## DIRECTIONS FOR THIS TASK:
Reproduce each line exactly, including spacing and punctuation.
——————————
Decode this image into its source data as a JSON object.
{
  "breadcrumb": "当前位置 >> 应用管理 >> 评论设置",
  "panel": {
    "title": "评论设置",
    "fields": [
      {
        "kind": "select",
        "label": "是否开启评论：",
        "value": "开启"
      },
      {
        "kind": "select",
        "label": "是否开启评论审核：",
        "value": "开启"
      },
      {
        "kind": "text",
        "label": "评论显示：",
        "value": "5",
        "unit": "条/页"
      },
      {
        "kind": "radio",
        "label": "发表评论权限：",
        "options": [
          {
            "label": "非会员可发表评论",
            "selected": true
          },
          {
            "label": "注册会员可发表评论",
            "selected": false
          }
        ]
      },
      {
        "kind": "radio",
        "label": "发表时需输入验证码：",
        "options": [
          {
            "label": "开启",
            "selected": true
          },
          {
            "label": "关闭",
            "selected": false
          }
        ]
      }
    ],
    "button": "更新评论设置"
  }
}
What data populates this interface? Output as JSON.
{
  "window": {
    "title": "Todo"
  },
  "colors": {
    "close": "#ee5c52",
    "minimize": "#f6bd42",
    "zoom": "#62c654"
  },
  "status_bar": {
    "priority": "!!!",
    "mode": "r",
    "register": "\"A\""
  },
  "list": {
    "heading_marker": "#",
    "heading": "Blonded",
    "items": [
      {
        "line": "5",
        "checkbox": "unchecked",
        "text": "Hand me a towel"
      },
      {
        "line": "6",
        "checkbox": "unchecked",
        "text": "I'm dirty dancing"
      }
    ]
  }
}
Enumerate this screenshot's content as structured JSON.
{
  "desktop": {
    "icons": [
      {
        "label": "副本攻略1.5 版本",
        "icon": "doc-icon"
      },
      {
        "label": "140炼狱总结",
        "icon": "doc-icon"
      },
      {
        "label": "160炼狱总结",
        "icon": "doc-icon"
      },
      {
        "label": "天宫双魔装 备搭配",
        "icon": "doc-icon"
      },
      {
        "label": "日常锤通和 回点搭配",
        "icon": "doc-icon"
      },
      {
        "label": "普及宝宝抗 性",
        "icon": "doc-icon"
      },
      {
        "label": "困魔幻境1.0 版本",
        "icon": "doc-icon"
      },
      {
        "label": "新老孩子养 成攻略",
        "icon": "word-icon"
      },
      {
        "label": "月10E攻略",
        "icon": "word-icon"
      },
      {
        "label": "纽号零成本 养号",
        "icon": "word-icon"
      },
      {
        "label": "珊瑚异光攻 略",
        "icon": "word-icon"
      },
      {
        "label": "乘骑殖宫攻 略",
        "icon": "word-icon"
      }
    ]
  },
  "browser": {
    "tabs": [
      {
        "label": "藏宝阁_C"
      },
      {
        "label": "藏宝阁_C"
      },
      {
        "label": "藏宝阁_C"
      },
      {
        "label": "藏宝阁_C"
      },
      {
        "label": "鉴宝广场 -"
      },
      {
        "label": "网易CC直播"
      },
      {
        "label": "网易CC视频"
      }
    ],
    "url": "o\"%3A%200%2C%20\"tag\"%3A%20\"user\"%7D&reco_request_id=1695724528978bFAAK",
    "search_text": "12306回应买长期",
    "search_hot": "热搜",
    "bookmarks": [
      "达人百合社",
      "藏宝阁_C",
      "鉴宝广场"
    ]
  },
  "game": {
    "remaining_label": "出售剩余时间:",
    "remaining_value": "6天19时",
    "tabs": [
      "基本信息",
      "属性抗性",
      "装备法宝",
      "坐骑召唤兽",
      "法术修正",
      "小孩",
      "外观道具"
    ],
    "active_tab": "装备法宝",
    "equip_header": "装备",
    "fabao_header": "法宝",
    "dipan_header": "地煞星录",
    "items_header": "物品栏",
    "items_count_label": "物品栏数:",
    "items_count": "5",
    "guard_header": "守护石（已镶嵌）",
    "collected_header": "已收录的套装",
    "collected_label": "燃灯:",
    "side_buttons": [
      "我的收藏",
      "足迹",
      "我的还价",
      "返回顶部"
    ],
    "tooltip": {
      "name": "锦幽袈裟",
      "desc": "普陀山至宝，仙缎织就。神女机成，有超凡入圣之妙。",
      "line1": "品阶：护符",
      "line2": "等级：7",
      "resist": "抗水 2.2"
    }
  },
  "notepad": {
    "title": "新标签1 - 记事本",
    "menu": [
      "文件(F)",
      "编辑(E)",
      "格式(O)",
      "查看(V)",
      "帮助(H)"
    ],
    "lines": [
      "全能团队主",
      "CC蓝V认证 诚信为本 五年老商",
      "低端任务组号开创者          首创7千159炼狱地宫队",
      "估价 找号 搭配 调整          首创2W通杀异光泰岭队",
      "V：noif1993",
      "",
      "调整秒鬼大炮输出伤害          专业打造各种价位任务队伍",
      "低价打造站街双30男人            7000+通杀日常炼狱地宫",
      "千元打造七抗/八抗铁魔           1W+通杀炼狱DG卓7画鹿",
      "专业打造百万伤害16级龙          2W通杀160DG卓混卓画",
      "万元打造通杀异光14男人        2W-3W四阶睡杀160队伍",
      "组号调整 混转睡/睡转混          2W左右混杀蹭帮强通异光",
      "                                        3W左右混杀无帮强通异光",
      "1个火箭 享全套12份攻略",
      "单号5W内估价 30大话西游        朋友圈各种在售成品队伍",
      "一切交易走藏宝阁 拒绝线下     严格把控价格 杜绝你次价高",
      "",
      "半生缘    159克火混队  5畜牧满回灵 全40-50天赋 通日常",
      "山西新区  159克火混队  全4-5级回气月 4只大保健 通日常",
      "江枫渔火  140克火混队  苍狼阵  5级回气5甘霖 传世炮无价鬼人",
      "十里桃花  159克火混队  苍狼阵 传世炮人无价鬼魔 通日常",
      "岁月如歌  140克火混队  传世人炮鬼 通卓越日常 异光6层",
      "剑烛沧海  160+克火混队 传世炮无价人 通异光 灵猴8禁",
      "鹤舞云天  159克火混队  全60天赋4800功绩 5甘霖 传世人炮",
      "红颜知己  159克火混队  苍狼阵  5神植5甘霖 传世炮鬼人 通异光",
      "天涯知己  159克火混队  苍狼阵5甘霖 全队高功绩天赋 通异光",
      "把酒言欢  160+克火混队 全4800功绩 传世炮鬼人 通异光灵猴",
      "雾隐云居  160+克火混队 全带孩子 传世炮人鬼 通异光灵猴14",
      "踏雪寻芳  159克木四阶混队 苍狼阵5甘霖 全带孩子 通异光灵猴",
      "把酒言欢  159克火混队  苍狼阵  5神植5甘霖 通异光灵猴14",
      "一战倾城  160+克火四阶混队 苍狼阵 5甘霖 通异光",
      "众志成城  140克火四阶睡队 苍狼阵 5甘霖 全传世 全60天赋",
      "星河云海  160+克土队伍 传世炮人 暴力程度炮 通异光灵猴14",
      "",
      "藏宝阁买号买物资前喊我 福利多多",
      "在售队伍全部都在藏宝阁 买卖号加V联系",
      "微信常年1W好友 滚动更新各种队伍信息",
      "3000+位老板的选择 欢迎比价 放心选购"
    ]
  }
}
——————————
## FULL SOLUTION:
Decode this image into its source data as a JSON object.
{
  "breadcrumb": "当前位置 >> 应用管理 >> 评论设置",
  "panel": {
    "title": "评论设置",
    "fields": [
      {
        "kind": "select",
        "label": "是否开启评论：",
        "value": "开启"
      },
      {
        "kind": "select",
        "label": "是否开启评论审核：",
        "value": "开启"
      },
      {
        "kind": "text",
        "label": "评论显示：",
        "value": "5",
        "unit": "条/页"
      },
      {
        "kind": "radio",
        "label": "发表评论权限：",
        "options": [
          {
            "label": "非会员可发表评论",
            "selected": true
          },
          {
            "label": "注册会员可发表评论",
            "selected": false
          }
        ]
      },
      {
        "kind": "radio",
        "label": "发表时需输入验证码：",
        "options": [
          {
            "label": "开启",
            "selected": true
          },
          {
            "label": "关闭",
            "selected": false
          }
        ]
      }
    ],
    "button": "更新评论设置"
  }
}
What data populates this interface? Output as JSON.
{
  "window": {
    "title": "Todo"
  },
  "colors": {
    "close": "#ee5c52",
    "minimize": "#f6bd42",
    "zoom": "#62c654"
  },
  "status_bar": {
    "priority": "!!!",
    "mode": "r",
    "register": "\"A\""
  },
  "list": {
    "heading_marker": "#",
    "heading": "Blonded",
    "items": [
      {
        "line": "5",
        "checkbox": "unchecked",
        "text": "Hand me a towel"
      },
      {
        "line": "6",
        "checkbox": "unchecked",
        "text": "I'm dirty dancing"
      }
    ]
  }
}
Enumerate this screenshot's content as structured JSON.
{
  "desktop": {
    "icons": [
      {
        "label": "副本攻略1.5 版本",
        "icon": "doc-icon"
      },
      {
        "label": "140炼狱总结",
        "icon": "doc-icon"
      },
      {
        "label": "160炼狱总结",
        "icon": "doc-icon"
      },
      {
        "label": "天宫双魔装 备搭配",
        "icon": "doc-icon"
      },
      {
        "label": "日常锤通和 回点搭配",
        "icon": "doc-icon"
      },
      {
        "label": "普及宝宝抗 性",
        "icon": "doc-icon"
      },
      {
        "label": "困魔幻境1.0 版本",
        "icon": "doc-icon"
      },
      {
        "label": "新老孩子养 成攻略",
        "icon": "word-icon"
      },
      {
        "label": "月10E攻略",
        "icon": "word-icon"
      },
      {
        "label": "纽号零成本 养号",
        "icon": "word-icon"
      },
      {
        "label": "珊瑚异光攻 略",
        "icon": "word-icon"
      },
      {
        "label": "乘骑殖宫攻 略",
        "icon": "word-icon"
      }
    ]
  },
  "browser": {
    "tabs": [
      {
        "label": "藏宝阁_C"
      },
      {
        "label": "藏宝阁_C"
      },
      {
        "label": "藏宝阁_C"
      },
      {
        "label": "藏宝阁_C"
      },
      {
        "label": "鉴宝广场 -"
      },
      {
        "label": "网易CC直播"
      },
      {
        "label": "网易CC视频"
      }
    ],
    "url": "o\"%3A%200%2C%20\"tag\"%3A%20\"user\"%7D&reco_request_id=1695724528978bFAAK",
    "search_text": "12306回应买长期",
    "search_hot": "热搜",
    "bookmarks": [
      "达人百合社",
      "藏宝阁_C",
      "鉴宝广场"
    ]
  },
  "game": {
    "remaining_label": "出售剩余时间:",
    "remaining_value": "6天19时",
    "tabs": [
      "基本信息",
      "属性抗性",
      "装备法宝",
      "坐骑召唤兽",
      "法术修正",
      "小孩",
      "外观道具"
    ],
    "active_tab": "装备法宝",
    "equip_header": "装备",
    "fabao_header": "法宝",
    "dipan_header": "地煞星录",
    "items_header": "物品栏",
    "items_count_label": "物品栏数:",
    "items_count": "5",
    "guard_header": "守护石（已镶嵌）",
    "collected_header": "已收录的套装",
    "collected_label": "燃灯:",
    "side_buttons": [
      "我的收藏",
      "足迹",
      "我的还价",
      "返回顶部"
    ],
    "tooltip": {
      "name": "锦幽袈裟",
      "desc": "普陀山至宝，仙缎织就。神女机成，有超凡入圣之妙。",
      "line1": "品阶：护符",
      "line2": "等级：7",
      "resist": "抗水 2.2"
    }
  },
  "notepad": {
    "title": "新标签1 - 记事本",
    "menu": [
      "文件(F)",
      "编辑(E)",
      "格式(O)",
      "查看(V)",
      "帮助(H)"
    ],
    "lines": [
      "全能团队主",
      "CC蓝V认证 诚信为本 五年老商",
      "低端任务组号开创者          首创7千159炼狱地宫队",
      "估价 找号 搭配 调整          首创2W通杀异光泰岭队",
      "V：noif1993",
      "",
      "调整秒鬼大炮输出伤害          专业打造各种价位任务队伍",
      "低价打造站街双30男人            7000+通杀日常炼狱地宫",
      "千元打造七抗/八抗铁魔           1W+通杀炼狱DG卓7画鹿",
      "专业打造百万伤害16级龙          2W通杀160DG卓混卓画",
      "万元打造通杀异光14男人        2W-3W四阶睡杀160队伍",
      "组号调整 混转睡/睡转混          2W左右混杀蹭帮强通异光",
      "                                        3W左右混杀无帮强通异光",
      "1个火箭 享全套12份攻略",
      "单号5W内估价 30大话西游        朋友圈各种在售成品队伍",
      "一切交易走藏宝阁 拒绝线下     严格把控价格 杜绝你次价高",
      "",
      "半生缘    159克火混队  5畜牧满回灵 全40-50天赋 通日常",
      "山西新区  159克火混队  全4-5级回气月 4只大保健 通日常",
      "江枫渔火  140克火混队  苍狼阵  5级回气5甘霖 传世炮无价鬼人",
      "十里桃花  159克火混队  苍狼阵 传世炮人无价鬼魔 通日常",
      "岁月如歌  140克火混队  传世人炮鬼 通卓越日常 异光6层",
      "剑烛沧海  160+克火混队 传世炮无价人 通异光 灵猴8禁",
      "鹤舞云天  159克火混队  全60天赋4800功绩 5甘霖 传世人炮",
      "红颜知己  159克火混队  苍狼阵  5神植5甘霖 传世炮鬼人 通异光",
      "天涯知己  159克火混队  苍狼阵5甘霖 全队高功绩天赋 通异光",
      "把酒言欢  160+克火混队 全4800功绩 传世炮鬼人 通异光灵猴",
      "雾隐云居  160+克火混队 全带孩子 传世炮人鬼 通异光灵猴14",
      "踏雪寻芳  159克木四阶混队 苍狼阵5甘霖 全带孩子 通异光灵猴",
      "把酒言欢  159克火混队  苍狼阵  5神植5甘霖 通异光灵猴14",
      "一战倾城  160+克火四阶混队 苍狼阵 5甘霖 通异光",
      "众志成城  140克火四阶睡队 苍狼阵 5甘霖 全传世 全60天赋",
      "星河云海  160+克土队伍 传世炮人 暴力程度炮 通异光灵猴14",
      "",
      "藏宝阁买号买物资前喊我 福利多多",
      "在售队伍全部都在藏宝阁 买卖号加V联系",
      "微信常年1W好友 滚动更新各种队伍信息",
      "3000+位老板的选择 欢迎比价 放心选购"
    ]
  }
}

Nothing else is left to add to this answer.